*** Data shown ***

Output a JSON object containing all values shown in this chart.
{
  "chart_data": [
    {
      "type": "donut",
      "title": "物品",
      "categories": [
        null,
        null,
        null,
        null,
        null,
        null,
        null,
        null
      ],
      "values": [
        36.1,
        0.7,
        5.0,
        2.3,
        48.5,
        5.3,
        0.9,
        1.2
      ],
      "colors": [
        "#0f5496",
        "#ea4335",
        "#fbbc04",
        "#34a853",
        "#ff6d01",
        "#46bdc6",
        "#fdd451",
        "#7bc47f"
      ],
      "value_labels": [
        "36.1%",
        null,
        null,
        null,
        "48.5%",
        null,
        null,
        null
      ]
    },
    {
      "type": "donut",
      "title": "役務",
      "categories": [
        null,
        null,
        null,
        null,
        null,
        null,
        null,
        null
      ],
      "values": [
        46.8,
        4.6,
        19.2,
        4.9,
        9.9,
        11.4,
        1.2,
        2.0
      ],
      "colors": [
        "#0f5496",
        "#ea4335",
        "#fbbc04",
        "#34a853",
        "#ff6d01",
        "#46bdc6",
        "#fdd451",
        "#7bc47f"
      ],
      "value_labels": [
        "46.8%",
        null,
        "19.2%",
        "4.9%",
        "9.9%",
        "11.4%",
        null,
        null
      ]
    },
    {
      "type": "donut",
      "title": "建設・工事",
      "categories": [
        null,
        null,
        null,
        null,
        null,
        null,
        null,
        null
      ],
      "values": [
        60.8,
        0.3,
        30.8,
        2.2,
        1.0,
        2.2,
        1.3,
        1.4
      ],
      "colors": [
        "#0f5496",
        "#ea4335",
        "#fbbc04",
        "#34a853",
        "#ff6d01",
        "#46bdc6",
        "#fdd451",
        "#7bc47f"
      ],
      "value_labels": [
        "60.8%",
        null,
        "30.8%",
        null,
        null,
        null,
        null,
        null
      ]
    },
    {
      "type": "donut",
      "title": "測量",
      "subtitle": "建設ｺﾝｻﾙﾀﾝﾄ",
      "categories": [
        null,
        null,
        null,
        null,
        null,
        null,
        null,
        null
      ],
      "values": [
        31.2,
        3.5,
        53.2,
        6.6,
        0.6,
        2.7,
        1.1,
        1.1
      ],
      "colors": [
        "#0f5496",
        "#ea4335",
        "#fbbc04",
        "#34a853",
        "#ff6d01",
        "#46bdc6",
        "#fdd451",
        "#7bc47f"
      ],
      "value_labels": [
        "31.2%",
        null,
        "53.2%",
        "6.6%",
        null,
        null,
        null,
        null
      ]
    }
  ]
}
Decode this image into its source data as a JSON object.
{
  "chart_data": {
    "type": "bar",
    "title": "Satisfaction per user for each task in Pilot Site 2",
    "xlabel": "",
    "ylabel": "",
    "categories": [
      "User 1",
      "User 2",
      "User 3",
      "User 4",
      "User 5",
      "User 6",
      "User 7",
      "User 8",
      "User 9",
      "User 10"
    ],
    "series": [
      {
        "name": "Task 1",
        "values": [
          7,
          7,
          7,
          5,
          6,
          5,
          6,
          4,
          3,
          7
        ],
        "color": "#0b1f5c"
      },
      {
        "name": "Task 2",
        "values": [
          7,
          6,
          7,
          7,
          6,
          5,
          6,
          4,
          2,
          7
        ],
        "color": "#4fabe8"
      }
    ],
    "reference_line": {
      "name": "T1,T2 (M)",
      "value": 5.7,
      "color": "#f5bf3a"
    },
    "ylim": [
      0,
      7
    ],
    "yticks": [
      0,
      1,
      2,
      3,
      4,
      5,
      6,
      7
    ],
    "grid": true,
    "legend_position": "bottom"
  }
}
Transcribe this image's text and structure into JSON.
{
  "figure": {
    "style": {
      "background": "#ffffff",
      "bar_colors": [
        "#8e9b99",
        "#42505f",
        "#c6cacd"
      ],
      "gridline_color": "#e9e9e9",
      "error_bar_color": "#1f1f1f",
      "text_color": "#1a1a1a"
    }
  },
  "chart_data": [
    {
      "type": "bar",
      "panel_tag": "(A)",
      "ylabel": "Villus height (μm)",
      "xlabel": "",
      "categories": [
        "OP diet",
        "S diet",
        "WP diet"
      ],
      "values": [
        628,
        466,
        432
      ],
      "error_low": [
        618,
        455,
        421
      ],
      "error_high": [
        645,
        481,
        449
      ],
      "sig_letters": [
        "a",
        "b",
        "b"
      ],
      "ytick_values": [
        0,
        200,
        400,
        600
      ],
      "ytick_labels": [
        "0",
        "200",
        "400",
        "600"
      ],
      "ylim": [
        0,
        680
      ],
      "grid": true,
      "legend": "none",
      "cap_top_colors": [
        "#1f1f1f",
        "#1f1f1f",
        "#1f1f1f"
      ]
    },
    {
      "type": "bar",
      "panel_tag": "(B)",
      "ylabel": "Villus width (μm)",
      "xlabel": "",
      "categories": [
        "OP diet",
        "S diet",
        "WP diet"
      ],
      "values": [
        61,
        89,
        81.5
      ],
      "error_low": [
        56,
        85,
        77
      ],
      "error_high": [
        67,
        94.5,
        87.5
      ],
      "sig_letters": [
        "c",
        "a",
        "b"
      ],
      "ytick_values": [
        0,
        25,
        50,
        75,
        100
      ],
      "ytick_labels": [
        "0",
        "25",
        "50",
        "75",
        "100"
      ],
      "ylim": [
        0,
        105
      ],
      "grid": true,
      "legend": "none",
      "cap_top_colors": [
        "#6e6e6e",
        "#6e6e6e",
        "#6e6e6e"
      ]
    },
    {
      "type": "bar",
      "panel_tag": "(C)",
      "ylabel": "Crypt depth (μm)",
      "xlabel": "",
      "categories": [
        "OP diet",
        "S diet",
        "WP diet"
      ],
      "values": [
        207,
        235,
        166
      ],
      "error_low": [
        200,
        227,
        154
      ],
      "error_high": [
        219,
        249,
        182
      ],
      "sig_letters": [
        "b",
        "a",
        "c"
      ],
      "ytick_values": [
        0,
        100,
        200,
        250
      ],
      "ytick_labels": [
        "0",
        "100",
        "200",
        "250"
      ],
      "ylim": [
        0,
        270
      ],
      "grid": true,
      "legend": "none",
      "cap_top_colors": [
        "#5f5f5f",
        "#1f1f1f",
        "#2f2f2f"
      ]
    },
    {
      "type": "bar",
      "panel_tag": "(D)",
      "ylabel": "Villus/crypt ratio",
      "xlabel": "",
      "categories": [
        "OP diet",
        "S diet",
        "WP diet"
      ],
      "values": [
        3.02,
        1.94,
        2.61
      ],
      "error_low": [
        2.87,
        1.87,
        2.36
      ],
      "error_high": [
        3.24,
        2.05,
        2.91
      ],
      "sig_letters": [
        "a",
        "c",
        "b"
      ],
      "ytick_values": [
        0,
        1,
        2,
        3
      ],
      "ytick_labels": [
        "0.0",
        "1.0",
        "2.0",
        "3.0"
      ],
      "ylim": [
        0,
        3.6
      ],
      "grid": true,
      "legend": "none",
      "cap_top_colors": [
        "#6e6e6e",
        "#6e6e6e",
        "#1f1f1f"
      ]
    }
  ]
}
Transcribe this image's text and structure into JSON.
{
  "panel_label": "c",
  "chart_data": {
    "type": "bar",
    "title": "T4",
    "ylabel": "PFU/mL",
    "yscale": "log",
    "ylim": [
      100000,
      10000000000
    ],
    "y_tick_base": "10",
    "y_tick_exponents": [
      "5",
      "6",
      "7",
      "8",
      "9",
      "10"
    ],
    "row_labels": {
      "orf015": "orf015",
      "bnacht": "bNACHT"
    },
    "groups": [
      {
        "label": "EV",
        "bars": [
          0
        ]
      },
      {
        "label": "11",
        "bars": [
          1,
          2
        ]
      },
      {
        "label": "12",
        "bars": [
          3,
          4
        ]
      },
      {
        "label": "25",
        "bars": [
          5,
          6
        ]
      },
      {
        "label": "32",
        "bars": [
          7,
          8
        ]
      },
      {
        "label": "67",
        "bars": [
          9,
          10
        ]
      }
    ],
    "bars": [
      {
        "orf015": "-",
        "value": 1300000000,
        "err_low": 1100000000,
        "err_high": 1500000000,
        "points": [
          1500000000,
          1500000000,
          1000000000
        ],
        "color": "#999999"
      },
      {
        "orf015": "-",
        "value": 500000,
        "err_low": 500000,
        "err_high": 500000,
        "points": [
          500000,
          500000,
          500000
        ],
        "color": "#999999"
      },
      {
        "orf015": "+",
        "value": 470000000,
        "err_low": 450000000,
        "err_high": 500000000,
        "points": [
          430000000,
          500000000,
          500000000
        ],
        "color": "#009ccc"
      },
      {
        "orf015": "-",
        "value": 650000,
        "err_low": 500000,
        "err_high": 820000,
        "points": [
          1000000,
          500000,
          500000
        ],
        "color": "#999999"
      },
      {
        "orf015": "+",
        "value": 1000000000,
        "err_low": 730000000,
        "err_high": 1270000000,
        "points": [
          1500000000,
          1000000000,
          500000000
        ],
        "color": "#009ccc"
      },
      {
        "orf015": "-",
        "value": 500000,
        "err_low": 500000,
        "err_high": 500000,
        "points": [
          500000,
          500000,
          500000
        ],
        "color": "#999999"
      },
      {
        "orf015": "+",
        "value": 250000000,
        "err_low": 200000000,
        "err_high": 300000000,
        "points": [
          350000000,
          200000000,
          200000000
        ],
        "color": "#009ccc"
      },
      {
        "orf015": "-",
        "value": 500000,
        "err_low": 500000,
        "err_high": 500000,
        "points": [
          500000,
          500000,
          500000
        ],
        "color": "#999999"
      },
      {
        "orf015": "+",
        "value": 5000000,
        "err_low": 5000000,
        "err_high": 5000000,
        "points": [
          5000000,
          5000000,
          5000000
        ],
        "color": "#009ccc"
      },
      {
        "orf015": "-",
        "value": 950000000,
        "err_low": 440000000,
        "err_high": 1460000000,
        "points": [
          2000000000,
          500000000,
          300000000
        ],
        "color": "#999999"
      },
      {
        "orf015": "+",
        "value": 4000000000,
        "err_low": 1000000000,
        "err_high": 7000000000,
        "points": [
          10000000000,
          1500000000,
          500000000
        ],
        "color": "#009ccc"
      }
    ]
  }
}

***

Say, as a bare number, how many lines in the entries above include the string "Villus".

__Result below__.
3